------ Extracted entries

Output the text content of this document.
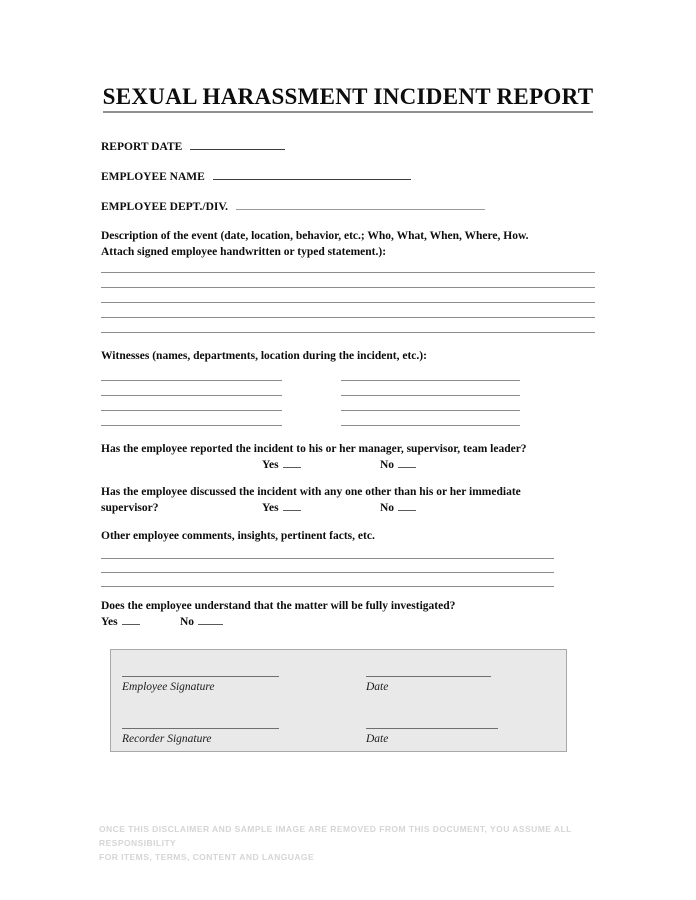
SEXUAL HARASSMENT INCIDENT REPORT
REPORT DATE
EMPLOYEE NAME
EMPLOYEE DEPT./DIV.
Description of the event (date, location, behavior, etc.; Who, What, When, Where, How.
Attach signed employee handwritten or typed statement.):
Witnesses (names, departments, location during the incident, etc.):
Has the employee reported the incident to his or her manager, supervisor, team leader?
Yes	No
Has the employee discussed the incident with any one other than his or her immediate
supervisor?	Yes	No
Other employee comments, insights, pertinent facts, etc.
Does the employee understand that the matter will be fully investigated?
Yes	No
Employee Signature	Date
Recorder Signature	Date
ONCE THIS DISCLAIMER AND SAMPLE IMAGE ARE REMOVED FROM THIS DOCUMENT, YOU ASSUME ALL RESPONSIBILITY
FOR ITEMS, TERMS, CONTENT AND LANGUAGE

------------

Set exercise → Which lines hold the word "Signature"? Copy every one of them.

Answer to this problem →
Employee Signature	Date
Recorder Signature	Date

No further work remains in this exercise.